*Brief*
Where a line in the listing below contains the word "Magyarországon", copy that line.

*Exercise inputs*
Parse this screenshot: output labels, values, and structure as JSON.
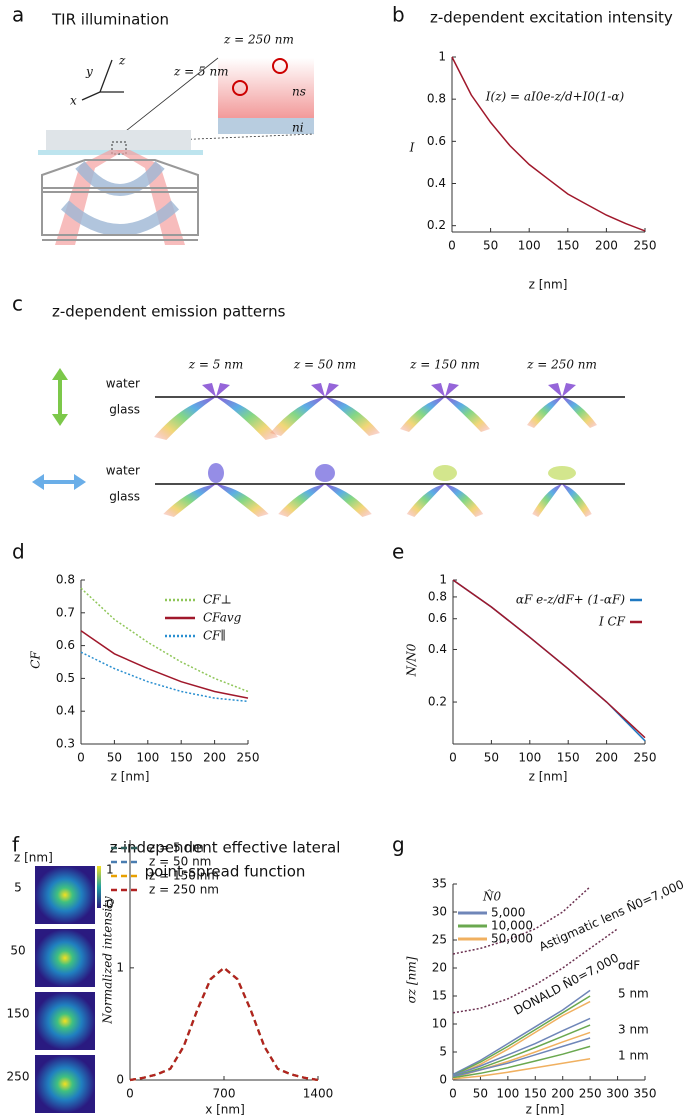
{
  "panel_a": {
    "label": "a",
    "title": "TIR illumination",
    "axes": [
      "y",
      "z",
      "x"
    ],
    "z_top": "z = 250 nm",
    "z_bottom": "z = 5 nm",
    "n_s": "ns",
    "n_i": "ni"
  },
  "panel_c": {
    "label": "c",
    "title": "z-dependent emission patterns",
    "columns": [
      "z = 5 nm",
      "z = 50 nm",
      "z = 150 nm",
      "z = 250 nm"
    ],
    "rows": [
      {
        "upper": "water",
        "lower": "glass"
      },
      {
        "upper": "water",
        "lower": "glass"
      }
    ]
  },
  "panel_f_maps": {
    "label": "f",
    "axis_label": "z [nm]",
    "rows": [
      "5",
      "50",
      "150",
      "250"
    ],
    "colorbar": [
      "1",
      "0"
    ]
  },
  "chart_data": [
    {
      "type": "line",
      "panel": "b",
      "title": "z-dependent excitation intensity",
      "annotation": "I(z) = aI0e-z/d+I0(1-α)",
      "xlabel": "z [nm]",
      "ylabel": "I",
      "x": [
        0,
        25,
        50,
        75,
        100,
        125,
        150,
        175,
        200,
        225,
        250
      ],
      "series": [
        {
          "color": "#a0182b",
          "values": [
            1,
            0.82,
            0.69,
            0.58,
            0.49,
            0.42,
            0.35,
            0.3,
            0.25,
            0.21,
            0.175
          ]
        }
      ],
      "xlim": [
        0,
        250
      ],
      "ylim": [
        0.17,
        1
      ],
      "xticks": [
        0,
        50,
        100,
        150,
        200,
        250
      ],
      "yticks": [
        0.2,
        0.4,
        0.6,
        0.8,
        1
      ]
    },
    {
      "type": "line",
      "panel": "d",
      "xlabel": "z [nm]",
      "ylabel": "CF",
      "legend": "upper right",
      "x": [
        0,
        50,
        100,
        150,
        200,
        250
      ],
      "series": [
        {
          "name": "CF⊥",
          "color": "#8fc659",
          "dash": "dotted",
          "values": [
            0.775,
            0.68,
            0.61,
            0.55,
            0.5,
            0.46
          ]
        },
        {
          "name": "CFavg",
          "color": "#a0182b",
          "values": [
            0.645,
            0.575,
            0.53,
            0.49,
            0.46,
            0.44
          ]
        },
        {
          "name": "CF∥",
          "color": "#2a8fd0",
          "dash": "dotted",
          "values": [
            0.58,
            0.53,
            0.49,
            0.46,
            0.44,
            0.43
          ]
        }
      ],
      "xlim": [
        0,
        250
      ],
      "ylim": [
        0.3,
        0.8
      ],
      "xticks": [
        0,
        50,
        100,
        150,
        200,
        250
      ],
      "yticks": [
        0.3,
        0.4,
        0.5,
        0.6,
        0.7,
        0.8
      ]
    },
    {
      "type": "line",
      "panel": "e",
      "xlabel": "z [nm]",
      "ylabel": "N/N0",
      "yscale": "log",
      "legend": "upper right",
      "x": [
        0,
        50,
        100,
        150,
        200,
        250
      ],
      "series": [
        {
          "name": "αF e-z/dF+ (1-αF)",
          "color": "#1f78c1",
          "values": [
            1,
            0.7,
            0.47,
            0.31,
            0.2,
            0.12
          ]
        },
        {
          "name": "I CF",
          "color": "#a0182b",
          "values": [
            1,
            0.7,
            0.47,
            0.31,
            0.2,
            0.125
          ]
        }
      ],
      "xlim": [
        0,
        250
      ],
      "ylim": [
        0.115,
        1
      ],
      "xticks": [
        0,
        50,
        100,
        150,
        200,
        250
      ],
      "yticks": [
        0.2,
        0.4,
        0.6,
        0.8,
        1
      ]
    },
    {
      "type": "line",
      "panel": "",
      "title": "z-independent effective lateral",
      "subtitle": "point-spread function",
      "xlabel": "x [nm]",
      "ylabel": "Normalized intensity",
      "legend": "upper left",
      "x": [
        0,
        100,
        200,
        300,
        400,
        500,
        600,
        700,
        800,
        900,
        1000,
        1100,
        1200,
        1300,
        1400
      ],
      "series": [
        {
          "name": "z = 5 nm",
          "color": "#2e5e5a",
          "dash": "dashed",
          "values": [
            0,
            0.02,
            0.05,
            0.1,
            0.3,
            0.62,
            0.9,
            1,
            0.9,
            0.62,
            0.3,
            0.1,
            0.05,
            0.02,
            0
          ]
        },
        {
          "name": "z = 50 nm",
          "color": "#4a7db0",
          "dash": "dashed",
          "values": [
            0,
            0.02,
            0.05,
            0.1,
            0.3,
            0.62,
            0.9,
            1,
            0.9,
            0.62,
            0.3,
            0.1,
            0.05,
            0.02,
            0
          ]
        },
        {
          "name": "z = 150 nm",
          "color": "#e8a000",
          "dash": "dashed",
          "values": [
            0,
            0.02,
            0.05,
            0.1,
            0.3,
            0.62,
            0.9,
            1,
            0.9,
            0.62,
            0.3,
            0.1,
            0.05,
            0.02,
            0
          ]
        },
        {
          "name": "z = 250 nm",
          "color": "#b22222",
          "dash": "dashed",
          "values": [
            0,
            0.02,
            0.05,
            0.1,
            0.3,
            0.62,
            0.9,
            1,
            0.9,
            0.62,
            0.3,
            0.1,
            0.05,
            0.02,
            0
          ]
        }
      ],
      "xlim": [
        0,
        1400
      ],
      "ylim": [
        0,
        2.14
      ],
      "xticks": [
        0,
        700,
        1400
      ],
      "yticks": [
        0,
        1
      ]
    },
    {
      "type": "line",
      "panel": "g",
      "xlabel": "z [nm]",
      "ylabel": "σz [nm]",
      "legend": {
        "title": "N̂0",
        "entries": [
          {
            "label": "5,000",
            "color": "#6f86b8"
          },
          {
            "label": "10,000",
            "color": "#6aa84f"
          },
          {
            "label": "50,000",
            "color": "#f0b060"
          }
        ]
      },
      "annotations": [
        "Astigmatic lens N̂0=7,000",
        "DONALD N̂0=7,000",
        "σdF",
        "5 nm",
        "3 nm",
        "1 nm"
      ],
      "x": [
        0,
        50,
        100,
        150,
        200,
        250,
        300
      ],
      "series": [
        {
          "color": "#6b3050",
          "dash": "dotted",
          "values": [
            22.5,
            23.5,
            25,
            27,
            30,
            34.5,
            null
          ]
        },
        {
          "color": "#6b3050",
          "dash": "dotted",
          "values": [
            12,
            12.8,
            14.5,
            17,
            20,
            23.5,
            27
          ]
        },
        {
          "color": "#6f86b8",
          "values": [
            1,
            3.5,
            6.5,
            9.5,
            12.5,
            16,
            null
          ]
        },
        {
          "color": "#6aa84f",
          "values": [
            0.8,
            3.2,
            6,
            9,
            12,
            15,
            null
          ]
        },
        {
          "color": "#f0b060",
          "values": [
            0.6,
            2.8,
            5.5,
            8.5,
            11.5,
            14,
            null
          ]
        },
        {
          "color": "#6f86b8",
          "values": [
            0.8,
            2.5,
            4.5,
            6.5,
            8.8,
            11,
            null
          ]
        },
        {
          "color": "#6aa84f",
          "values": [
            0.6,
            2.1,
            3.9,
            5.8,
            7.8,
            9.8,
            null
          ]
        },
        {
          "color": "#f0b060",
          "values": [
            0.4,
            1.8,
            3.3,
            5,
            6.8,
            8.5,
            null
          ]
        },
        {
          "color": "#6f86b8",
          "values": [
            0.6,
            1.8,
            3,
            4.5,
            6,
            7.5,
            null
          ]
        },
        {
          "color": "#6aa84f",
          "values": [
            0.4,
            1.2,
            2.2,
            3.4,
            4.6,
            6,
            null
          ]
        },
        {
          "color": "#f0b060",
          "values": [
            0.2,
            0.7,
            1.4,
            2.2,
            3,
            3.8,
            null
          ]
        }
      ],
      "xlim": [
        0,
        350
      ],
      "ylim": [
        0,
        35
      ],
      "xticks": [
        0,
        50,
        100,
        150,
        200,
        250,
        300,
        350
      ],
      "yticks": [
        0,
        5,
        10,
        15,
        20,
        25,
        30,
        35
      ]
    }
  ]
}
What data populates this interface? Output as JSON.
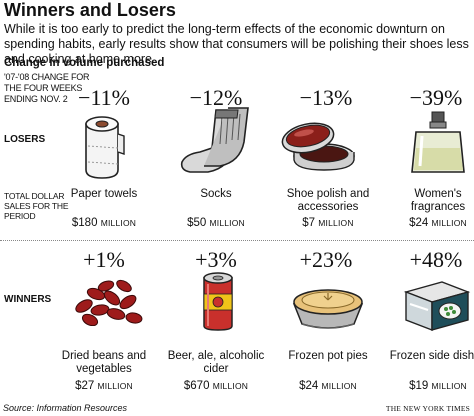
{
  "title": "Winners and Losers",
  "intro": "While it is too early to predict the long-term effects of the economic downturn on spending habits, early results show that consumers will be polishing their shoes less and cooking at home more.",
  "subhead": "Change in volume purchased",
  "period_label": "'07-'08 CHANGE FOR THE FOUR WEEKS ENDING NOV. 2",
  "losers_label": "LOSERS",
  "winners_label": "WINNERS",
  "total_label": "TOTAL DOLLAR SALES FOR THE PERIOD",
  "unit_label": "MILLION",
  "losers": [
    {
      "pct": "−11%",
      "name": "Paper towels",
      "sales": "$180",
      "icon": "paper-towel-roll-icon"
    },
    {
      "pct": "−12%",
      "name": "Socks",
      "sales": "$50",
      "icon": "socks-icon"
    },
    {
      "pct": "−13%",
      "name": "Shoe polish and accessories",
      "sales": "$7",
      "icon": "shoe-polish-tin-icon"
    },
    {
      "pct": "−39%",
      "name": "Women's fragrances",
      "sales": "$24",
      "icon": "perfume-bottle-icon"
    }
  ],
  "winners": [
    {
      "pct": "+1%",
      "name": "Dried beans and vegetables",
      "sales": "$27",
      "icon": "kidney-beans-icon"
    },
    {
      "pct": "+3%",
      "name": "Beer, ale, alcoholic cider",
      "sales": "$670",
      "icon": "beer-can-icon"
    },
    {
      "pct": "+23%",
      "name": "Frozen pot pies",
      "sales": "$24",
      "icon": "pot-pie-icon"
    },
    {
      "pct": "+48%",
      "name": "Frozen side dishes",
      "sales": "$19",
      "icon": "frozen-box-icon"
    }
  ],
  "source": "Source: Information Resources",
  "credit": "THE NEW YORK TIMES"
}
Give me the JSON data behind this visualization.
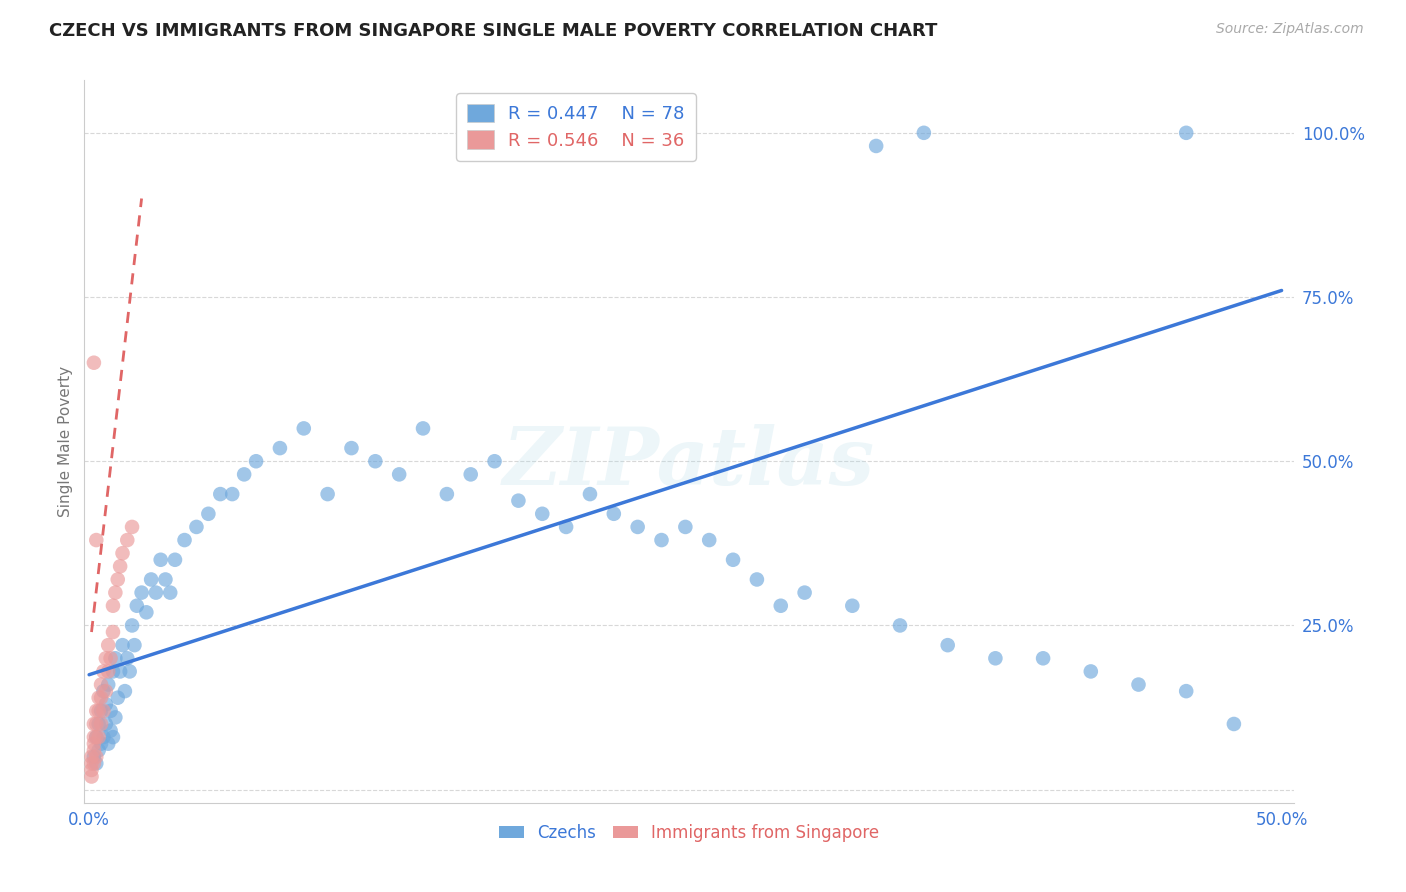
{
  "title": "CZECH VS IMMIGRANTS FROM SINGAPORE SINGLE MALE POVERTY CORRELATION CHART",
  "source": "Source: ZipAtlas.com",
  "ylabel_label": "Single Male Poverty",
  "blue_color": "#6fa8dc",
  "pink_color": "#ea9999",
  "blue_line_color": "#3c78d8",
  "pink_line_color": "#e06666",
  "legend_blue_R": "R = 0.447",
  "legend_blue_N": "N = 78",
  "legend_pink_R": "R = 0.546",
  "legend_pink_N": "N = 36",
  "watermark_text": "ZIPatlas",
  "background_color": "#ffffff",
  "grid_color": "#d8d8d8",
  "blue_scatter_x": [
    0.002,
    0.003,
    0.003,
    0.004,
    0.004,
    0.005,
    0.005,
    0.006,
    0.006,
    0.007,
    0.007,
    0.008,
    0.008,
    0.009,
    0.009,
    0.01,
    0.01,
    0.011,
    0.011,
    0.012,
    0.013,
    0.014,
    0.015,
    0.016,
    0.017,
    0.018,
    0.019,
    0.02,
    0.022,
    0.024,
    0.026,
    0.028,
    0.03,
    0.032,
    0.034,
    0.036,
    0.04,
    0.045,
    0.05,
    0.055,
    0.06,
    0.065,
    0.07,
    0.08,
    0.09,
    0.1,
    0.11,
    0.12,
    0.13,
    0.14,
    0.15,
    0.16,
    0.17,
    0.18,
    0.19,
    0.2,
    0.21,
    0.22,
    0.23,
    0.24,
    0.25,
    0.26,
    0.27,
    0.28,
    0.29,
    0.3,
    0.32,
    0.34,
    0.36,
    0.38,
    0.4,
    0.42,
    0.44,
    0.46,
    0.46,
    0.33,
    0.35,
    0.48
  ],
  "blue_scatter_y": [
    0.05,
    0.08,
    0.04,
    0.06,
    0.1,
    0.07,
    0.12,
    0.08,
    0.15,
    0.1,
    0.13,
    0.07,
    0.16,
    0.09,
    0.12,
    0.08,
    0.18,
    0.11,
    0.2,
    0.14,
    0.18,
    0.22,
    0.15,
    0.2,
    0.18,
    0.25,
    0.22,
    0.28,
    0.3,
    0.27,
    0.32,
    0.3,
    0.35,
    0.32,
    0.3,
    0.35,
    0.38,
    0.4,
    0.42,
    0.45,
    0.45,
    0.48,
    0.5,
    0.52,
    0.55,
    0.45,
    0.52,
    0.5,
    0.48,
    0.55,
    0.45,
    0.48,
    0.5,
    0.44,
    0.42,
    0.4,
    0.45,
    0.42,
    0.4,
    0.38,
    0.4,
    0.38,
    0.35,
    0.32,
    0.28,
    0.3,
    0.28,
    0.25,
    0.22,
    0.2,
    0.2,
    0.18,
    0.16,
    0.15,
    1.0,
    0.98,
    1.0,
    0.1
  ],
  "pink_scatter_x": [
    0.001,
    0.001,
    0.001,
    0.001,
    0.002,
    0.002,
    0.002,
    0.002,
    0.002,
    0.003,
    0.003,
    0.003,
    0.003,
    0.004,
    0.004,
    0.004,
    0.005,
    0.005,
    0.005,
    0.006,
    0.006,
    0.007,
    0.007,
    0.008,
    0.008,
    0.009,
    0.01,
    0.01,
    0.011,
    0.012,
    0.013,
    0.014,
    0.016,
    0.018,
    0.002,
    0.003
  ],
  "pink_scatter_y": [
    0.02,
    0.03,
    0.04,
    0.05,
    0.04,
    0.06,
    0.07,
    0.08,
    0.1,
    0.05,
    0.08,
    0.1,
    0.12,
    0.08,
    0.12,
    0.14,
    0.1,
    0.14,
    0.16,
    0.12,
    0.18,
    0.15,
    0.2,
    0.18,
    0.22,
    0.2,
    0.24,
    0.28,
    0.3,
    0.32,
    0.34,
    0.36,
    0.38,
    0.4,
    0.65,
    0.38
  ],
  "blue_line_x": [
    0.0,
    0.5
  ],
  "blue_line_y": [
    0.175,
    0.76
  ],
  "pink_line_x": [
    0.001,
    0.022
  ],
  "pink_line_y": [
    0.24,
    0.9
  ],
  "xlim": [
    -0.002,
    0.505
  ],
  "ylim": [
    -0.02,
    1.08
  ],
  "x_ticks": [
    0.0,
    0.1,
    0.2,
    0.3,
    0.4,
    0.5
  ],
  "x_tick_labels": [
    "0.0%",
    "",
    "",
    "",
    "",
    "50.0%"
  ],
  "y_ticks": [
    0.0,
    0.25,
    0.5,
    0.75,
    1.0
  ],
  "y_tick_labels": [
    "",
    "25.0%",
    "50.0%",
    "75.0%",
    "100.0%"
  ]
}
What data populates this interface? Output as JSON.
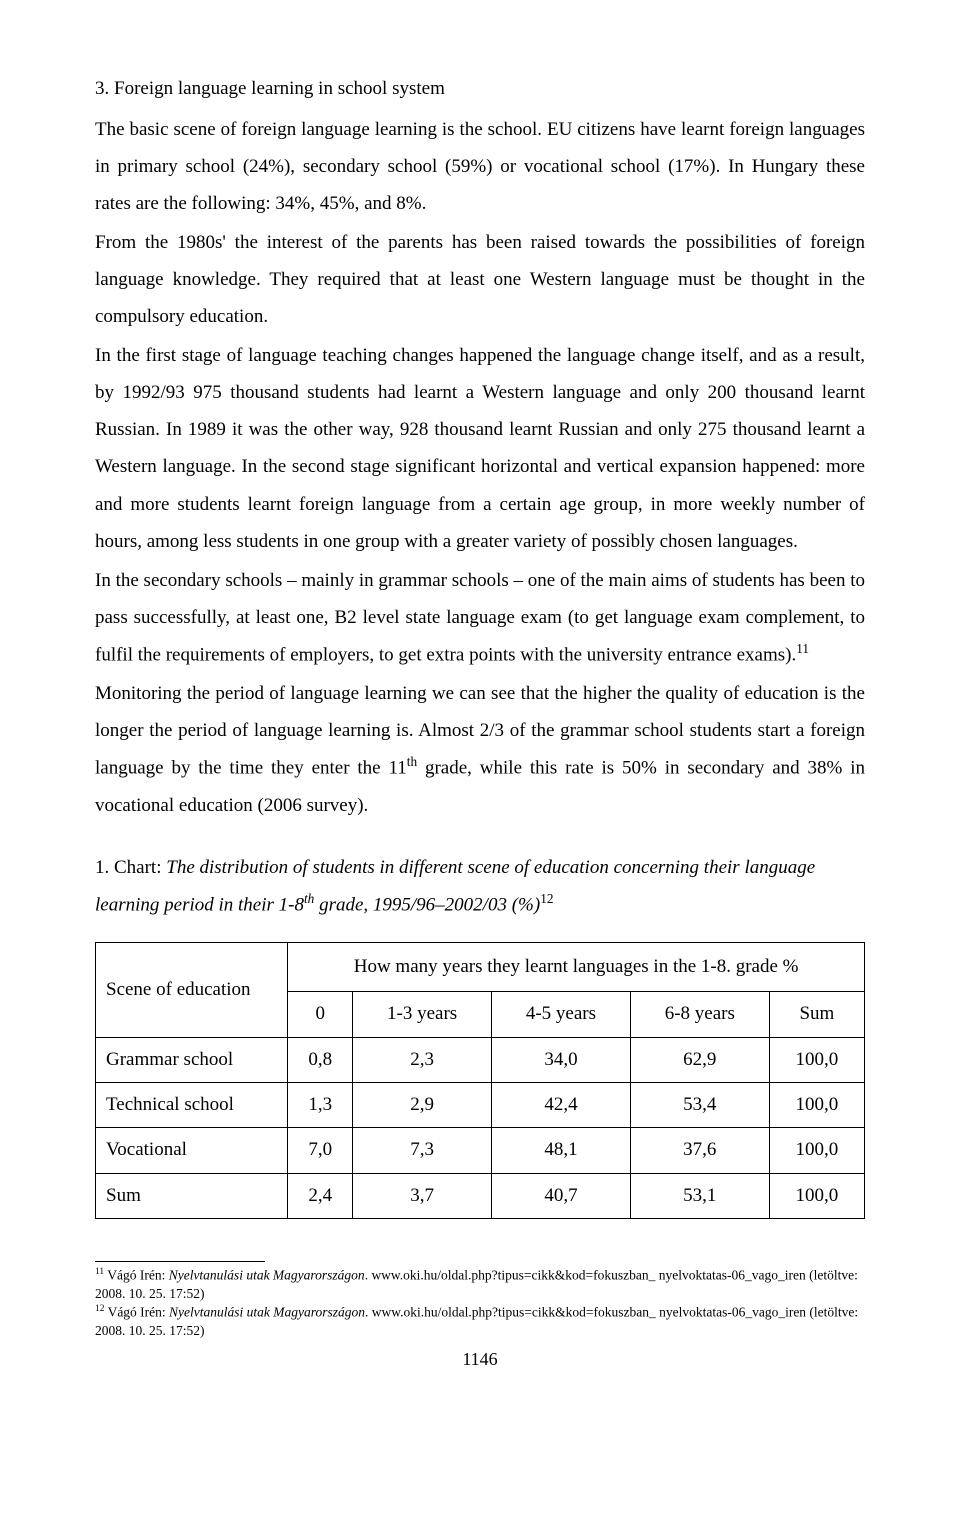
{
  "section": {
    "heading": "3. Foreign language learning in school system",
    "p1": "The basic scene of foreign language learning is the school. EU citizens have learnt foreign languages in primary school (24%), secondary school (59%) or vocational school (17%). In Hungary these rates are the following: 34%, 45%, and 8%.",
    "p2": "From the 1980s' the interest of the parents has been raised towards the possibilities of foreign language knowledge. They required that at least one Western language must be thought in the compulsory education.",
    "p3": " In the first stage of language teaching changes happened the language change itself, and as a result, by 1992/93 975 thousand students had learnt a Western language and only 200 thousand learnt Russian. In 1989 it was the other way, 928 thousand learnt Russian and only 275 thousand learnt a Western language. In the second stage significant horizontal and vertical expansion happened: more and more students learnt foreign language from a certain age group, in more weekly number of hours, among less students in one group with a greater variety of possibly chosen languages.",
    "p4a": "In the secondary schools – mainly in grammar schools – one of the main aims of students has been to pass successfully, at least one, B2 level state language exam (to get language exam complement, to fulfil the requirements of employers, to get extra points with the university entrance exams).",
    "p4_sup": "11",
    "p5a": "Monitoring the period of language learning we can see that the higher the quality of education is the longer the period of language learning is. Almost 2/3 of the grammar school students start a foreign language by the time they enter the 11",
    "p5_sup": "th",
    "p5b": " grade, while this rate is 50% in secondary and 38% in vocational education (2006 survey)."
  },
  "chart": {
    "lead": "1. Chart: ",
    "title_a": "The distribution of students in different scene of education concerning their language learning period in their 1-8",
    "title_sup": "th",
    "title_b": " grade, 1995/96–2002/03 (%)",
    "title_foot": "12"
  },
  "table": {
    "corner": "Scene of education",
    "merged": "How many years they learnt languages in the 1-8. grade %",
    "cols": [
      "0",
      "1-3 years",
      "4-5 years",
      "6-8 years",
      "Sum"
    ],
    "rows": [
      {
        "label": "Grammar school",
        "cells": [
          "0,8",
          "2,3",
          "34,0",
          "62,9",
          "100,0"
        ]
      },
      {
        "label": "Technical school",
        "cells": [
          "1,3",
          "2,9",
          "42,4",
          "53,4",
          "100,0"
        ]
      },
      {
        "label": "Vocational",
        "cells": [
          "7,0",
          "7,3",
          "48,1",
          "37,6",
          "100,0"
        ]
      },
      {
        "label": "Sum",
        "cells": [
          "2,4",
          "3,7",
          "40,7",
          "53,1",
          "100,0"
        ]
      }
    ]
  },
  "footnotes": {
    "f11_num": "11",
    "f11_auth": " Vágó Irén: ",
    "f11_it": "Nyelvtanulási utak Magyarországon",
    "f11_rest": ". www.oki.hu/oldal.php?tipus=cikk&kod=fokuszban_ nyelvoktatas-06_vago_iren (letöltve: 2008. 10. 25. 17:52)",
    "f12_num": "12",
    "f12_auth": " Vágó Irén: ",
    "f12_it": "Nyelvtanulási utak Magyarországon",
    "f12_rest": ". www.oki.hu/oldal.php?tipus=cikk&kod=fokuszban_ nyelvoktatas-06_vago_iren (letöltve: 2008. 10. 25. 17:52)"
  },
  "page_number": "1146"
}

*Written reply*
    "f11_it": "Nyelvtanulási utak Magyarországon",
    "f12_it": "Nyelvtanulási utak Magyarországon",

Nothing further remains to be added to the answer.